To do |
The data must be returned in full and exactly as given.

┄┄┄┄┄┄┄┄┄┄┄┄┄┄┄┄┄┄┄┄

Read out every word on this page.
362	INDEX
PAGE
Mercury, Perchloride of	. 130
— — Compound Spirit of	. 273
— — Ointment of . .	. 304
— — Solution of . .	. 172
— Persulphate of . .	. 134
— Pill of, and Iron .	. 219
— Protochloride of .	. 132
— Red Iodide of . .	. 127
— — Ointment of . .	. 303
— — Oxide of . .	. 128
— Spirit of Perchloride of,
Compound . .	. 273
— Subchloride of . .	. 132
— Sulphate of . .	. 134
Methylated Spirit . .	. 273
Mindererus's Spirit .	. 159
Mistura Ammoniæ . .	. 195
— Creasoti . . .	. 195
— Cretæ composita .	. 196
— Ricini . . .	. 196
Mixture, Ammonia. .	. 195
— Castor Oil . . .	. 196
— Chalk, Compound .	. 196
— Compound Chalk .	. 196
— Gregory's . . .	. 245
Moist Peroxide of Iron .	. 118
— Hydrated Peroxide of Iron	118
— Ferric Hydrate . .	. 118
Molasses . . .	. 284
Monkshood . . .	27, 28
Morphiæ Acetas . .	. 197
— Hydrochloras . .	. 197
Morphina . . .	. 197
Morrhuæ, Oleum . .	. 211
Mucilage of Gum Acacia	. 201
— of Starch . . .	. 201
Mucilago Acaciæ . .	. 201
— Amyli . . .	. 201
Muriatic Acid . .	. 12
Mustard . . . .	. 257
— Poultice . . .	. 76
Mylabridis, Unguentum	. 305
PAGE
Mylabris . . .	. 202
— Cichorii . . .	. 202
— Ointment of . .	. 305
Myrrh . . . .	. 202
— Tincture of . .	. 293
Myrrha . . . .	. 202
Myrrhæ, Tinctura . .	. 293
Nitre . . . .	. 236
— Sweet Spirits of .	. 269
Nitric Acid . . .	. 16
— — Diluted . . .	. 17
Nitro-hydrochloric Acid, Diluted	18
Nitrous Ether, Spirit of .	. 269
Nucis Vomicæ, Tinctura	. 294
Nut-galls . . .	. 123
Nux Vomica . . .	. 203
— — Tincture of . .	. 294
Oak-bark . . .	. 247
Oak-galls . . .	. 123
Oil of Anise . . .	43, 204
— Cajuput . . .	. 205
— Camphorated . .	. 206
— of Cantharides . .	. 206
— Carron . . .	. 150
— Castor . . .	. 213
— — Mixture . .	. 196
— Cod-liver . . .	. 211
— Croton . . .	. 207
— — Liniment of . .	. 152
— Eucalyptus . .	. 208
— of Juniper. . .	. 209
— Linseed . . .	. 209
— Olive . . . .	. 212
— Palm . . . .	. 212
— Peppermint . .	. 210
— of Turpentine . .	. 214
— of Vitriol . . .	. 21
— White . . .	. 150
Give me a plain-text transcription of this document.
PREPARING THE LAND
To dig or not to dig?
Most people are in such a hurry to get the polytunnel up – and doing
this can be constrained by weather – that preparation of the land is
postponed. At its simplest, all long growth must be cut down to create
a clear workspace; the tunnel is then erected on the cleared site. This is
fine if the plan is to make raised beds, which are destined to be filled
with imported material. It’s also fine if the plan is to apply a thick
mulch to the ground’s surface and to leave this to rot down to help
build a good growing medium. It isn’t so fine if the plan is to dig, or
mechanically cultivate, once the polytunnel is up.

┄┄┄┄┄┄┄┄┄┄┄┄┄┄┄┄┄┄┄┄

Result below |
Read out every word on this page.
362	INDEX
PAGE
Mercury, Perchloride of	. 130
— — Compound Spirit of	. 273
— — Ointment of . .	. 304
— — Solution of . .	. 172
— Persulphate of . .	. 134
— Pill of, and Iron .	. 219
— Protochloride of .	. 132
— Red Iodide of . .	. 127
— — Ointment of . .	. 303
— — Oxide of . .	. 128
— Spirit of Perchloride of,
Compound . .	. 273
— Subchloride of . .	. 132
— Sulphate of . .	. 134
Methylated Spirit . .	. 273
Mindererus's Spirit .	. 159
Mistura Ammoniæ . .	. 195
— Creasoti . . .	. 195
— Cretæ composita .	. 196
— Ricini . . .	. 196
Mixture, Ammonia. .	. 195
— Castor Oil . . .	. 196
— Chalk, Compound .	. 196
— Compound Chalk .	. 196
— Gregory's . . .	. 245
Moist Peroxide of Iron .	. 118
— Hydrated Peroxide of Iron	118
— Ferric Hydrate . .	. 118
Molasses . . .	. 284
Monkshood . . .	27, 28
Morphiæ Acetas . .	. 197
— Hydrochloras . .	. 197
Morphina . . .	. 197
Morrhuæ, Oleum . .	. 211
Mucilage of Gum Acacia	. 201
— of Starch . . .	. 201
Mucilago Acaciæ . .	. 201
— Amyli . . .	. 201
Muriatic Acid . .	. 12
Mustard . . . .	. 257
— Poultice . . .	. 76
Mylabridis, Unguentum	. 305
PAGE
Mylabris . . .	. 202
— Cichorii . . .	. 202
— Ointment of . .	. 305
Myrrh . . . .	. 202
— Tincture of . .	. 293
Myrrha . . . .	. 202
Myrrhæ, Tinctura . .	. 293
Nitre . . . .	. 236
— Sweet Spirits of .	. 269
Nitric Acid . . .	. 16
— — Diluted . . .	. 17
Nitro-hydrochloric Acid, Diluted	18
Nitrous Ether, Spirit of .	. 269
Nucis Vomicæ, Tinctura	. 294
Nut-galls . . .	. 123
Nux Vomica . . .	. 203
— — Tincture of . .	. 294
Oak-bark . . .	. 247
Oak-galls . . .	. 123
Oil of Anise . . .	43, 204
— Cajuput . . .	. 205
— Camphorated . .	. 206
— of Cantharides . .	. 206
— Carron . . .	. 150
— Castor . . .	. 213
— — Mixture . .	. 196
— Cod-liver . . .	. 211
— Croton . . .	. 207
— — Liniment of . .	. 152
— Eucalyptus . .	. 208
— of Juniper. . .	. 209
— Linseed . . .	. 209
— Olive . . . .	. 212
— Palm . . . .	. 212
— Peppermint . .	. 210
— of Turpentine . .	. 214
— of Vitriol . . .	. 21
— White . . .	. 150
Give me a plain-text transcription of this document.
PREPARING THE LAND
To dig or not to dig?
Most people are in such a hurry to get the polytunnel up – and doing
this can be constrained by weather – that preparation of the land is
postponed. At its simplest, all long growth must be cut down to create
a clear workspace; the tunnel is then erected on the cleared site. This is
fine if the plan is to make raised beds, which are destined to be filled
with imported material. It’s also fine if the plan is to apply a thick
mulch to the ground’s surface and to leave this to rot down to help
build a good growing medium. It isn’t so fine if the plan is to dig, or
mechanically cultivate, once the polytunnel is up.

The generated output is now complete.